## begin
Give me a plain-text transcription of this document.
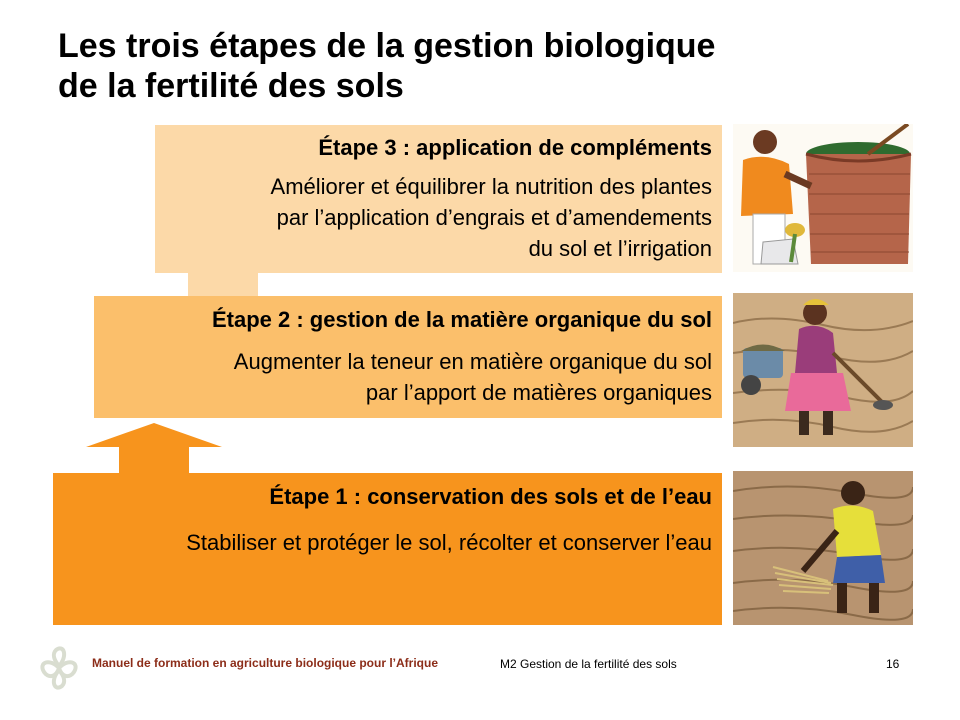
Les trois étapes de la gestion biologique
de la fertilité des sols
Étape 3 : application de compléments
Améliorer et équilibrer la nutrition des plantes
par l’application d’engrais et d’amendements
du sol et l’irrigation
Étape 2 : gestion de la matière organique du sol
Augmenter la teneur en matière organique du sol
par l’apport de matières organiques
Étape 1 : conservation des sols et de l’eau
Stabiliser et protéger le sol, récolter et conserver l’eau
Manuel de formation en agriculture biologique pour l’Afrique	M2 Gestion de la fertilité des sols	16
## end
Written task — Pull out all lines containing the word "fertilité" from the entries above.

Completed exercise —
de la fertilité des sols
Manuel de formation en agriculture biologique pour l’Afrique	M2 Gestion de la fertilité des sols	16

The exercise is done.